Stated problem
Count the lines below that contain "style". Give only the number.
— Begin Data for this task —
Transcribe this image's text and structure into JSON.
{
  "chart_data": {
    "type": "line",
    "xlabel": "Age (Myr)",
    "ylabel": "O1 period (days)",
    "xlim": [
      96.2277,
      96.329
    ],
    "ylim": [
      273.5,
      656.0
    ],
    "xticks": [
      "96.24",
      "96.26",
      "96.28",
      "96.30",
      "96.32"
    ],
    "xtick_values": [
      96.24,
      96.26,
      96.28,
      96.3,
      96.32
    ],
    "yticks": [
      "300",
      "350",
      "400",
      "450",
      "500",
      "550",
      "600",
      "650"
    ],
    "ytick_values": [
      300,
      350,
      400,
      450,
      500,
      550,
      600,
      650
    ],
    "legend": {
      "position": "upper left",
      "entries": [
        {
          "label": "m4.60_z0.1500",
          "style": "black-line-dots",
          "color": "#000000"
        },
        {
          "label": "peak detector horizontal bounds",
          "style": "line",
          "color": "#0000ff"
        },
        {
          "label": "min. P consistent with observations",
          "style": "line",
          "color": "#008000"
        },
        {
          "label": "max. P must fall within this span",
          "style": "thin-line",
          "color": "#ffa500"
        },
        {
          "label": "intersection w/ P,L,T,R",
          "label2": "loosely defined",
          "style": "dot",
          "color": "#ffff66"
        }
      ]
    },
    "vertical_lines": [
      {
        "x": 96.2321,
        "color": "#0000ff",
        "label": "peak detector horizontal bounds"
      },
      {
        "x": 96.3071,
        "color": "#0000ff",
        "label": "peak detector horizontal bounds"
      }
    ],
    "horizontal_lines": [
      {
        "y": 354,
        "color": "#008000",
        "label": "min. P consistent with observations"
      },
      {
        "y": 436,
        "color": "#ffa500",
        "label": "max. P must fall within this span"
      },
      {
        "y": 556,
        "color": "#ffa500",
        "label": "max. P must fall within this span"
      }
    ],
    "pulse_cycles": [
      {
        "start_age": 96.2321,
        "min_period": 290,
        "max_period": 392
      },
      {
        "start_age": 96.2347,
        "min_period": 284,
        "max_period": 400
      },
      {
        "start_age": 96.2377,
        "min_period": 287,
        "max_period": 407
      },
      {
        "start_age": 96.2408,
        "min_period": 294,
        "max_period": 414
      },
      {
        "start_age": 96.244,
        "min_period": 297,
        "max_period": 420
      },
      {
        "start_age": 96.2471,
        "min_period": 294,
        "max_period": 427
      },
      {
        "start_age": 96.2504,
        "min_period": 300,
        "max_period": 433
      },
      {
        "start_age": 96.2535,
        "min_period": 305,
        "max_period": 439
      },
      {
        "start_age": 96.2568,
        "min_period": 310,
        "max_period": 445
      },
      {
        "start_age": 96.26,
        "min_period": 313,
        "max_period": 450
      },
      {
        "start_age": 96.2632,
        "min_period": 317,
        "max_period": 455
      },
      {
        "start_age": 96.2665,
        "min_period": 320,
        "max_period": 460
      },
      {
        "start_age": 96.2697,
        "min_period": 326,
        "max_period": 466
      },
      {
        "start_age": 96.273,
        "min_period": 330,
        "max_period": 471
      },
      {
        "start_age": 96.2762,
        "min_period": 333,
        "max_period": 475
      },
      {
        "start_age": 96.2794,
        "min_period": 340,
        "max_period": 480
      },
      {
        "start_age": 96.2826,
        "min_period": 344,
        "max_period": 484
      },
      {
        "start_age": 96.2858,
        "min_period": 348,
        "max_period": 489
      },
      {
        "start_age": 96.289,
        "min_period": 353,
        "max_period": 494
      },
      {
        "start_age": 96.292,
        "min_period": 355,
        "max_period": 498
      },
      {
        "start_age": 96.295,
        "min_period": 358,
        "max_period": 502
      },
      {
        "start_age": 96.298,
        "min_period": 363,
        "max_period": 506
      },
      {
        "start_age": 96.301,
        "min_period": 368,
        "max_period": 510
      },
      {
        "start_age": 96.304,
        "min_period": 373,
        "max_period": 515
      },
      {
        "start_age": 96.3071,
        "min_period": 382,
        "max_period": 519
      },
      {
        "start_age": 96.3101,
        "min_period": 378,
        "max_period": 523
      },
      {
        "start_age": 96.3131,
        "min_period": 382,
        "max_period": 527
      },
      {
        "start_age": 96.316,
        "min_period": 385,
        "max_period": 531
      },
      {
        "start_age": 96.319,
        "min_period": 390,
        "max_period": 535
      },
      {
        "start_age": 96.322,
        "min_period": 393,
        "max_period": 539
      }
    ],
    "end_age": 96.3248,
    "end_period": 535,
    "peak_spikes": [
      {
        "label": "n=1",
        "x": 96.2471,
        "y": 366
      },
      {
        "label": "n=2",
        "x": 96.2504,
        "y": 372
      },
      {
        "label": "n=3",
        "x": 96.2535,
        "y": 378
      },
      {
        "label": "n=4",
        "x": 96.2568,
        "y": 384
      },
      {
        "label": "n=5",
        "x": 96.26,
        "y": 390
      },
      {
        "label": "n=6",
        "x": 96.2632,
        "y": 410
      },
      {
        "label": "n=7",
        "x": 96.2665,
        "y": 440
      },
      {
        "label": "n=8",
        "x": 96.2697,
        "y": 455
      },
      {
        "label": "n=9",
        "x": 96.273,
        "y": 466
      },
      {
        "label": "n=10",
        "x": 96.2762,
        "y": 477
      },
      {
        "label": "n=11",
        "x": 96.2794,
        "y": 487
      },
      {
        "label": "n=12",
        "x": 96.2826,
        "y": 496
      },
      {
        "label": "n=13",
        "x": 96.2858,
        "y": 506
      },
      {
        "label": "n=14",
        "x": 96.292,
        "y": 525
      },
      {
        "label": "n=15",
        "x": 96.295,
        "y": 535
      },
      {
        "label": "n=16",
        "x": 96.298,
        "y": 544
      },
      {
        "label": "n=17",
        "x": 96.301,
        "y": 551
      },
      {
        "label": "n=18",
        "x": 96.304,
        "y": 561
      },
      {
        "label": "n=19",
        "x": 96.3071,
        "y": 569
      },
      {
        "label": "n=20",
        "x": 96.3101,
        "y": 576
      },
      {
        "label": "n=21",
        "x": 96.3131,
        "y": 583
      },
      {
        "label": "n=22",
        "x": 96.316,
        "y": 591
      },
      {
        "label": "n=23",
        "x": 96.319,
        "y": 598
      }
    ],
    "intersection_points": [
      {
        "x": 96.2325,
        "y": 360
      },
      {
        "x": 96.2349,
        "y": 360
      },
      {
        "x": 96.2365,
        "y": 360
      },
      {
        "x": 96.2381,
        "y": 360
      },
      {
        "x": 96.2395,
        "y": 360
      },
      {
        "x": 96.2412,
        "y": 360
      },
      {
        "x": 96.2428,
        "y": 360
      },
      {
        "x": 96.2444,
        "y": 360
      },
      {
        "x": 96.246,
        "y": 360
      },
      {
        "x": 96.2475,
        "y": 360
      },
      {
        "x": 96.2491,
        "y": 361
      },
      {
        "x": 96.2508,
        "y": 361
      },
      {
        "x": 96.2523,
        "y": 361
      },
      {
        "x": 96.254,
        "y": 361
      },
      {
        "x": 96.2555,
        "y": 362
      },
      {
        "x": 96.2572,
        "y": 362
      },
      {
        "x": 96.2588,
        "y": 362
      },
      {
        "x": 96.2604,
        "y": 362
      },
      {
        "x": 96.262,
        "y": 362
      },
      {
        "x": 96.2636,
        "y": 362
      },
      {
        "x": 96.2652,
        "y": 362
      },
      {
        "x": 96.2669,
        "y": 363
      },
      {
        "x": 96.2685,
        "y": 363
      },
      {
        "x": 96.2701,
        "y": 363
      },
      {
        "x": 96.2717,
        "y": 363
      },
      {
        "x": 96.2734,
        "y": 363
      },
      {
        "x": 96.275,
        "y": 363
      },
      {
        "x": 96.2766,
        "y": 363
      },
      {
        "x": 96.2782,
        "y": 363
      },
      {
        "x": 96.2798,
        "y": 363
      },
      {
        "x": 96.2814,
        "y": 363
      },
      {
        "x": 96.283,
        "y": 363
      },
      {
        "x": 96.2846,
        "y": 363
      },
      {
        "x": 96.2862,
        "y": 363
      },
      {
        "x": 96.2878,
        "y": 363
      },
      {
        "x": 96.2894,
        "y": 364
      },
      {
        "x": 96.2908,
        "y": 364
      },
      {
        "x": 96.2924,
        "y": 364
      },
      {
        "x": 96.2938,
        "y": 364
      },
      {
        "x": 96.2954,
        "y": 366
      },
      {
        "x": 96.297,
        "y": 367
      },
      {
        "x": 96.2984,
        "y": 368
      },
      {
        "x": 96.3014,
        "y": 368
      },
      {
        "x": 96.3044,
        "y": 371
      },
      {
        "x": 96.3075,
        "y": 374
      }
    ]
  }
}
— End Data for this task —
Task response
5